• **Element position data**
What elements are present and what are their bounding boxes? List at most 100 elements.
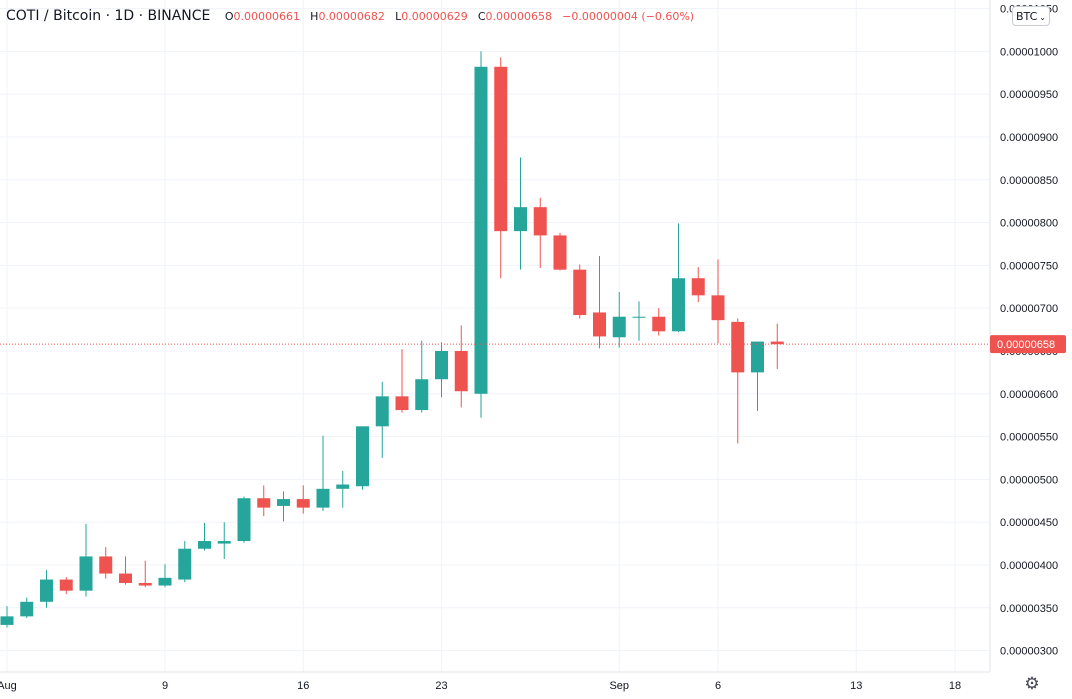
y-tick-label: 0.00000750 (1000, 260, 1058, 272)
candle (0, 606, 14, 628)
candle-body (533, 207, 547, 236)
x-tick-label: 9 (162, 680, 168, 692)
time-axis: Aug 9 16 23 Sep 6 13 18 (0, 680, 961, 692)
candle-body (59, 579, 73, 591)
candle-body (395, 396, 409, 411)
x-tick-label: 23 (435, 680, 447, 692)
candle (119, 556, 132, 585)
exchange-sep: · (138, 8, 144, 24)
high-value: 0.00000682 (318, 10, 385, 23)
candle-body (158, 577, 172, 586)
y-tick-label: 0.00000550 (1000, 432, 1058, 444)
price-axis: 0.00000300 0.00000350 0.00000400 0.00000450… (1000, 4, 1058, 658)
candle-body (593, 312, 606, 337)
candle-body (632, 316, 646, 318)
current-price-label: 0.00000658 (997, 339, 1055, 351)
candle (731, 318, 745, 444)
candle-body (336, 484, 350, 489)
candle (178, 541, 192, 583)
candle-body (514, 207, 527, 232)
candle (59, 576, 73, 595)
candle-body (652, 316, 666, 332)
candle-body (731, 321, 745, 373)
y-tick-label: 0.00000400 (1000, 560, 1058, 572)
currency-button[interactable]: BTC ⌄ (1012, 6, 1050, 26)
x-tick-label: Aug (0, 680, 17, 692)
candle (99, 547, 113, 579)
x-tick-label: 6 (715, 680, 721, 692)
candle (257, 485, 271, 517)
candle (593, 255, 606, 349)
high-label: H (310, 10, 319, 23)
candle (711, 259, 725, 344)
candle (691, 267, 705, 303)
y-tick-label: 0.00000800 (1000, 218, 1058, 230)
gear-icon[interactable]: ⚙ (1024, 674, 1040, 693)
close-value: 0.00000658 (485, 10, 552, 23)
y-tick-label: 0.00000600 (1000, 389, 1058, 401)
y-tick-label: 0.00000950 (1000, 89, 1058, 101)
candle (514, 157, 527, 270)
candle (158, 564, 172, 588)
y-tick-label: 0.00000450 (1000, 517, 1058, 529)
symbol-title[interactable]: COTI / Bitcoin · 1D · BINANCE (6, 8, 215, 24)
candle (454, 325, 468, 408)
candle-body (751, 341, 764, 373)
candle (751, 341, 764, 411)
candle-body (573, 269, 587, 316)
candle-body (711, 295, 725, 321)
candle (415, 340, 429, 413)
candle (573, 264, 587, 319)
y-tick-label: 0.00000700 (1000, 303, 1058, 315)
candle (316, 435, 330, 512)
candle-body (198, 541, 211, 549)
exchange: BINANCE (147, 8, 211, 24)
low-label: L (395, 10, 402, 23)
candle (217, 522, 231, 560)
candle (474, 51, 488, 418)
candle-body (435, 350, 448, 380)
candle (40, 570, 53, 608)
candle (672, 223, 685, 333)
open-label: O (224, 10, 234, 23)
candles (0, 51, 784, 628)
candle-body (119, 573, 132, 583)
candle (553, 232, 567, 271)
candle (612, 291, 626, 348)
candle (652, 308, 666, 336)
candle (375, 381, 389, 458)
close-label: C (477, 10, 486, 23)
candle-body (672, 278, 685, 332)
last-price-line: 0.00000658 (0, 335, 1066, 354)
candle-body (375, 396, 389, 427)
x-tick-label: 16 (297, 680, 309, 692)
candle (533, 197, 547, 268)
candle-body (415, 379, 429, 411)
candle (277, 491, 290, 522)
candle-body (257, 498, 271, 508)
candle-body (99, 556, 113, 574)
candle-body (494, 66, 508, 232)
candle (395, 349, 409, 413)
candle (79, 523, 93, 597)
candle (770, 323, 784, 369)
y-tick-label: 0.00001000 (1000, 46, 1058, 58)
x-tick-label: 18 (949, 680, 961, 692)
candle (336, 470, 350, 508)
y-tick-label: 0.00000350 (1000, 603, 1058, 615)
candle (237, 496, 251, 543)
candle-body (277, 499, 290, 506)
candle (435, 342, 448, 398)
candle-body (79, 556, 93, 591)
candle (138, 560, 152, 588)
y-tick-label: 0.00000900 (1000, 132, 1058, 144)
candle-body (553, 235, 567, 270)
x-tick-label: Sep (609, 680, 629, 692)
candle-body (316, 488, 330, 508)
currency-label: BTC (1015, 10, 1038, 23)
candle-body (237, 498, 251, 542)
chart-legend: COTI / Bitcoin · 1D · BINANCE O0.0000066… (6, 8, 694, 24)
candle (20, 597, 34, 619)
candle (494, 57, 508, 279)
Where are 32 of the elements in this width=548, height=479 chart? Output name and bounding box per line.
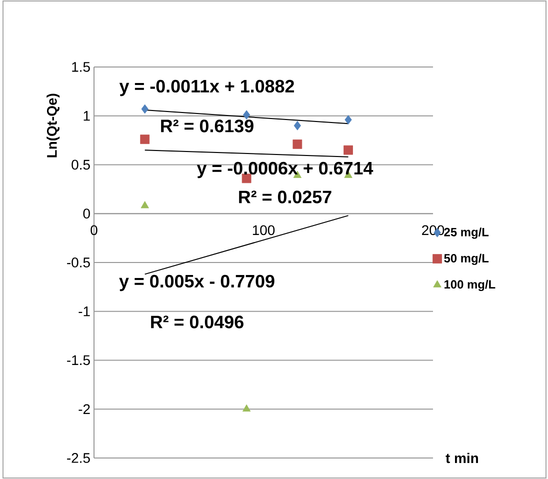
legend-label: 100 mg/L bbox=[444, 280, 496, 292]
point bbox=[141, 104, 148, 114]
y-tick-label: -2 bbox=[78, 404, 90, 414]
legend-label: 50 mg/L bbox=[444, 254, 489, 265]
annotation: R² = 0.0496 bbox=[151, 316, 244, 328]
y-tick-label: 1.5 bbox=[72, 62, 90, 72]
point bbox=[292, 140, 302, 149]
x-axis-title: t min bbox=[446, 452, 478, 464]
legend-label: 25 mg/L bbox=[444, 228, 489, 239]
y-tick-label: -2.5 bbox=[67, 453, 90, 463]
annotation: R² = 0.6139 bbox=[161, 120, 254, 132]
annotation: y = -0.0011x + 1.0882 bbox=[119, 80, 294, 96]
point bbox=[294, 120, 301, 130]
annotation: R² = 0.0257 bbox=[239, 190, 332, 204]
point bbox=[242, 404, 251, 412]
y-tick-label: 1 bbox=[84, 111, 90, 121]
y-tick-label: -0.5 bbox=[67, 258, 90, 268]
y-tick-label: -1.5 bbox=[67, 355, 90, 366]
x-tick-label: 0 bbox=[90, 225, 98, 236]
y-tick-label: 0 bbox=[83, 208, 90, 219]
point bbox=[140, 201, 149, 208]
y-axis-title: Ln(Qt-Qe) bbox=[46, 94, 60, 158]
point bbox=[242, 174, 252, 184]
annotation: y = -0.0006x + 0.6714 bbox=[196, 162, 374, 178]
point bbox=[242, 110, 250, 120]
annotation: y = 0.005x - 0.7709 bbox=[119, 274, 274, 292]
y-tick-label: 0.5 bbox=[72, 160, 90, 170]
x-tick-label: 100 bbox=[252, 225, 275, 236]
point bbox=[344, 115, 352, 124]
point bbox=[140, 134, 150, 144]
point bbox=[344, 145, 353, 155]
y-tick-label: -1 bbox=[78, 306, 90, 316]
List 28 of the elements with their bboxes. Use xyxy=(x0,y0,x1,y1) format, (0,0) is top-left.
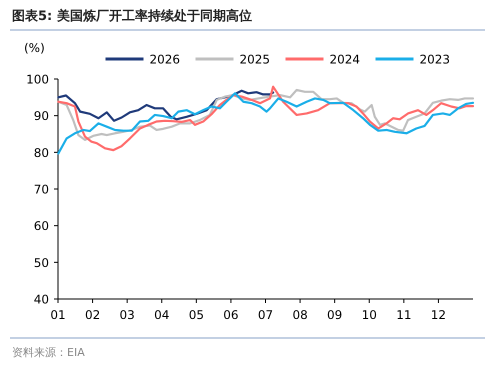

• **WHAT IS EXPECTED**
Please reproduce all of the material above word for word, leaving out the pictures.

• **SOLUTION TO THIS EXERCISE**
What elements are present and what are their bounding boxes? List at most 100 elements.
y-tick-label: 0.00000750 (1000, 260, 1058, 272)
candle (0, 606, 14, 628)
candle-body (533, 207, 547, 236)
x-tick-label: 9 (162, 680, 168, 692)
time-axis: Aug 9 16 23 Sep 6 13 18 (0, 680, 961, 692)
candle-body (59, 579, 73, 591)
candle-body (395, 396, 409, 411)
x-tick-label: 23 (435, 680, 447, 692)
candle (119, 556, 132, 585)
exchange-sep: · (138, 8, 144, 24)
high-value: 0.00000682 (318, 10, 385, 23)
candle-body (158, 577, 172, 586)
y-tick-label: 0.00000550 (1000, 432, 1058, 444)
price-axis: 0.00000300 0.00000350 0.00000400 0.00000450… (1000, 4, 1058, 658)
candle-body (593, 312, 606, 337)
candle-body (632, 316, 646, 318)
current-price-label: 0.00000658 (997, 339, 1055, 351)
candle (731, 318, 745, 444)
candle-body (336, 484, 350, 489)
candle (178, 541, 192, 583)
candle-body (514, 207, 527, 232)
candle (59, 576, 73, 595)
candle-body (652, 316, 666, 332)
candle-body (731, 321, 745, 373)
y-tick-label: 0.00000400 (1000, 560, 1058, 572)
currency-button[interactable]: BTC ⌄ (1012, 6, 1050, 26)
x-tick-label: Aug (0, 680, 17, 692)
candle (99, 547, 113, 579)
x-tick-label: 6 (715, 680, 721, 692)
candle (257, 485, 271, 517)
candle (593, 255, 606, 349)
high-label: H (310, 10, 319, 23)
candle (711, 259, 725, 344)
candle (691, 267, 705, 303)
y-tick-label: 0.00000800 (1000, 218, 1058, 230)
gear-icon[interactable]: ⚙ (1024, 674, 1040, 693)
close-value: 0.00000658 (485, 10, 552, 23)
y-tick-label: 0.00000600 (1000, 389, 1058, 401)
y-tick-label: 0.00000950 (1000, 89, 1058, 101)
candle (514, 157, 527, 270)
candle (158, 564, 172, 588)
y-tick-label: 0.00000450 (1000, 517, 1058, 529)
symbol-title[interactable]: COTI / Bitcoin · 1D · BINANCE (6, 8, 215, 24)
candle (454, 325, 468, 408)
candle-body (751, 341, 764, 373)
candle (751, 341, 764, 411)
candle-body (573, 269, 587, 316)
candle-body (711, 295, 725, 321)
candle (415, 340, 429, 413)
candle (573, 264, 587, 319)
y-tick-label: 0.00000700 (1000, 303, 1058, 315)
candle (316, 435, 330, 512)
candle-body (198, 541, 211, 549)
exchange: BINANCE (147, 8, 211, 24)
low-label: L (395, 10, 402, 23)
candle (217, 522, 231, 560)
candle (474, 51, 488, 418)
candle-body (435, 350, 448, 380)
candle (40, 570, 53, 608)
candle (672, 223, 685, 333)
open-label: O (224, 10, 234, 23)
candles (0, 51, 784, 628)
candle-body (119, 573, 132, 583)
candle (553, 232, 567, 271)
candle (612, 291, 626, 348)
candle (652, 308, 666, 336)
candle (375, 381, 389, 458)
close-label: C (477, 10, 486, 23)
candle-body (672, 278, 685, 332)
last-price-line: 0.00000658 (0, 335, 1066, 354)
candle-body (375, 396, 389, 427)
x-tick-label: 16 (297, 680, 309, 692)
candle (533, 197, 547, 268)
candle-body (415, 379, 429, 411)
candle (277, 491, 290, 522)
candle-body (257, 498, 271, 508)
candle-body (99, 556, 113, 574)
candle-body (494, 66, 508, 232)
candle (395, 349, 409, 413)
candle (79, 523, 93, 597)
candle (770, 323, 784, 369)
y-tick-label: 0.00001000 (1000, 46, 1058, 58)
x-tick-label: 18 (949, 680, 961, 692)
candle (336, 470, 350, 508)
y-tick-label: 0.00000350 (1000, 603, 1058, 615)
candle (237, 496, 251, 543)
candle-body (277, 499, 290, 506)
candle (435, 342, 448, 398)
candle-body (79, 556, 93, 591)
candle (138, 560, 152, 588)
y-tick-label: 0.00000900 (1000, 132, 1058, 144)
candle-body (553, 235, 567, 270)
x-tick-label: Sep (609, 680, 629, 692)
candle-body (316, 488, 330, 508)
currency-label: BTC (1015, 10, 1038, 23)
candle-body (237, 498, 251, 542)
chart-legend: COTI / Bitcoin · 1D · BINANCE O0.0000066… (6, 8, 694, 24)
candle (20, 597, 34, 619)
candle (494, 57, 508, 279)
Where are 32 of the elements in this width=548, height=479 chart? Output name and bounding box per line.
legend-label: 100 mg/L bbox=[444, 280, 496, 292]
point bbox=[141, 104, 148, 114]
y-tick-label: -2 bbox=[78, 404, 90, 414]
legend-label: 50 mg/L bbox=[444, 254, 489, 265]
annotation: R² = 0.0496 bbox=[151, 316, 244, 328]
y-tick-label: 1.5 bbox=[72, 62, 90, 72]
point bbox=[292, 140, 302, 149]
x-axis-title: t min bbox=[446, 452, 478, 464]
legend-label: 25 mg/L bbox=[444, 228, 489, 239]
y-tick-label: -2.5 bbox=[67, 453, 90, 463]
annotation: R² = 0.6139 bbox=[161, 120, 254, 132]
annotation: y = -0.0011x + 1.0882 bbox=[119, 80, 294, 96]
point bbox=[294, 120, 301, 130]
annotation: R² = 0.0257 bbox=[239, 190, 332, 204]
point bbox=[242, 404, 251, 412]
y-tick-label: 1 bbox=[84, 111, 90, 121]
y-tick-label: -0.5 bbox=[67, 258, 90, 268]
y-tick-label: -1.5 bbox=[67, 355, 90, 366]
x-tick-label: 0 bbox=[90, 225, 98, 236]
y-tick-label: 0 bbox=[83, 208, 90, 219]
point bbox=[140, 201, 149, 208]
y-axis-title: Ln(Qt-Qe) bbox=[46, 94, 60, 158]
point bbox=[242, 174, 252, 184]
annotation: y = -0.0006x + 0.6714 bbox=[196, 162, 374, 178]
point bbox=[242, 110, 250, 120]
annotation: y = 0.005x - 0.7709 bbox=[119, 274, 274, 292]
y-tick-label: 0.5 bbox=[72, 160, 90, 170]
x-tick-label: 100 bbox=[252, 225, 275, 236]
point bbox=[344, 115, 352, 124]
point bbox=[140, 134, 150, 144]
point bbox=[344, 145, 353, 155]
y-tick-label: -1 bbox=[78, 306, 90, 316]
List 28 of the elements with their bboxes. Use xyxy=(x0,y0,x1,y1) format, (0,0) is top-left.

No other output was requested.